Find the lines holding "各类人员配置及标准如下" and copy them.

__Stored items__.
==*==

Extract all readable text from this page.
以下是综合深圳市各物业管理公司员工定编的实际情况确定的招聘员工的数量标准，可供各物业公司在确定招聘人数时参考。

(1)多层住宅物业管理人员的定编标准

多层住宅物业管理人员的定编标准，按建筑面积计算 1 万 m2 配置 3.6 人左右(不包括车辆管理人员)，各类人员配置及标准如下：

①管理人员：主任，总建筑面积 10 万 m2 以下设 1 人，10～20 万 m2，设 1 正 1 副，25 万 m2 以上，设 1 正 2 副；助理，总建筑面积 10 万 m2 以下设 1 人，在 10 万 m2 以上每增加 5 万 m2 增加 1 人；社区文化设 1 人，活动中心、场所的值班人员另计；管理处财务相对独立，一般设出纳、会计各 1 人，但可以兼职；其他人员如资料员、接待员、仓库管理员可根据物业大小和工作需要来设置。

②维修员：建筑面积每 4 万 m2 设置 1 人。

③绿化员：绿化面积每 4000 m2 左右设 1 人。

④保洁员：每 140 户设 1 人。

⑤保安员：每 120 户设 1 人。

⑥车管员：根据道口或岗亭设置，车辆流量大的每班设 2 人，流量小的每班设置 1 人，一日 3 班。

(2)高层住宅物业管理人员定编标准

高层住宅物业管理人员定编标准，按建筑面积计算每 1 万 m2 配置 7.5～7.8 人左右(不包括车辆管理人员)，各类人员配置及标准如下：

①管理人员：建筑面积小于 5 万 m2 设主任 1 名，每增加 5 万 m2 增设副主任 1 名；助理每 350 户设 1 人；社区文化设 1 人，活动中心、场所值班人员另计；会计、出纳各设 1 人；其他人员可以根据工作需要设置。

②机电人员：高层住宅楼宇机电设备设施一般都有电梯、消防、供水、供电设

==*==

__Result of this task__.
多层住宅物业管理人员的定编标准，按建筑面积计算 1 万 m2 配置 3.6 人左右(不包括车辆管理人员)，各类人员配置及标准如下：
高层住宅物业管理人员定编标准，按建筑面积计算每 1 万 m2 配置 7.5～7.8 人左右(不包括车辆管理人员)，各类人员配置及标准如下：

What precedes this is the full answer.